### What is asked
Set each record down exactly, excluding all images.

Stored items
##########
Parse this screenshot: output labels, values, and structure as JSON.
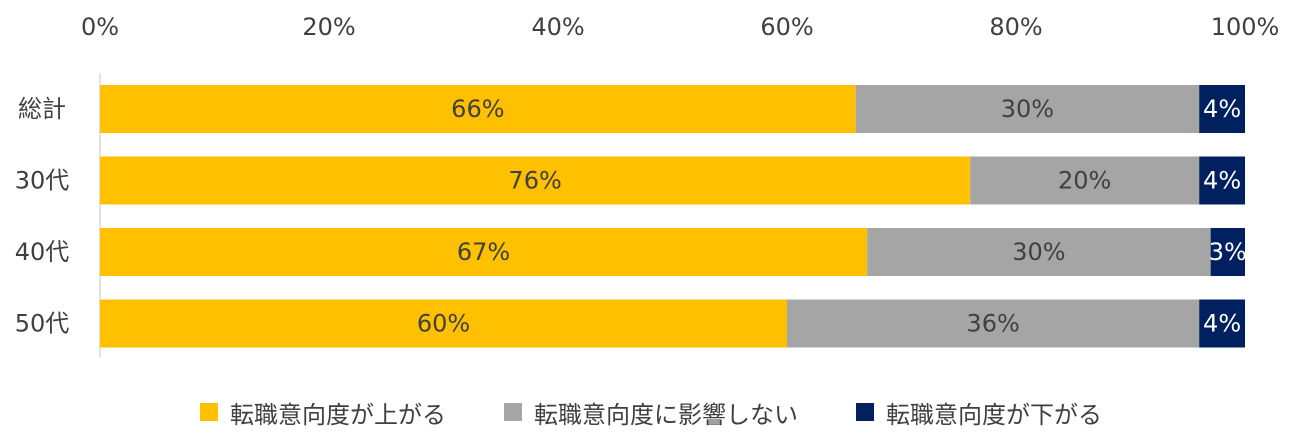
{
  "chart_data": {
    "type": "bar",
    "orientation": "horizontal",
    "stacked": true,
    "categories": [
      "総計",
      "30代",
      "40代",
      "50代"
    ],
    "series": [
      {
        "name": "転職意向度が上がる",
        "color": "#FFC000",
        "label_color": "#404040",
        "values": [
          66,
          76,
          67,
          60
        ]
      },
      {
        "name": "転職意向度に影響しない",
        "color": "#A5A5A5",
        "label_color": "#404040",
        "values": [
          30,
          20,
          30,
          36
        ]
      },
      {
        "name": "転職意向度が下がる",
        "color": "#002060",
        "label_color": "#FFFFFF",
        "values": [
          4,
          4,
          3,
          4
        ]
      }
    ],
    "data_labels": [
      [
        "66%",
        "76%",
        "67%",
        "60%"
      ],
      [
        "30%",
        "20%",
        "30%",
        "36%"
      ],
      [
        "4%",
        "4%",
        "3%",
        "4%"
      ]
    ],
    "x_ticks": [
      "0%",
      "20%",
      "40%",
      "60%",
      "80%",
      "100%"
    ],
    "xlim": [
      0,
      100
    ],
    "x_axis_position": "top",
    "grid": false,
    "legend_position": "bottom"
  }
}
##########
### Exercise response
Parse this screenshot: output labels, values, and structure as JSON.
{
  "chart_data": {
    "type": "bar",
    "orientation": "horizontal",
    "stacked": true,
    "categories": [
      "総計",
      "30代",
      "40代",
      "50代"
    ],
    "series": [
      {
        "name": "転職意向度が上がる",
        "color": "#FFC000",
        "label_color": "#404040",
        "values": [
          66,
          76,
          67,
          60
        ]
      },
      {
        "name": "転職意向度に影響しない",
        "color": "#A5A5A5",
        "label_color": "#404040",
        "values": [
          30,
          20,
          30,
          36
        ]
      },
      {
        "name": "転職意向度が下がる",
        "color": "#002060",
        "label_color": "#FFFFFF",
        "values": [
          4,
          4,
          3,
          4
        ]
      }
    ],
    "data_labels": [
      [
        "66%",
        "76%",
        "67%",
        "60%"
      ],
      [
        "30%",
        "20%",
        "30%",
        "36%"
      ],
      [
        "4%",
        "4%",
        "3%",
        "4%"
      ]
    ],
    "x_ticks": [
      "0%",
      "20%",
      "40%",
      "60%",
      "80%",
      "100%"
    ],
    "xlim": [
      0,
      100
    ],
    "x_axis_position": "top",
    "grid": false,
    "legend_position": "bottom"
  }
}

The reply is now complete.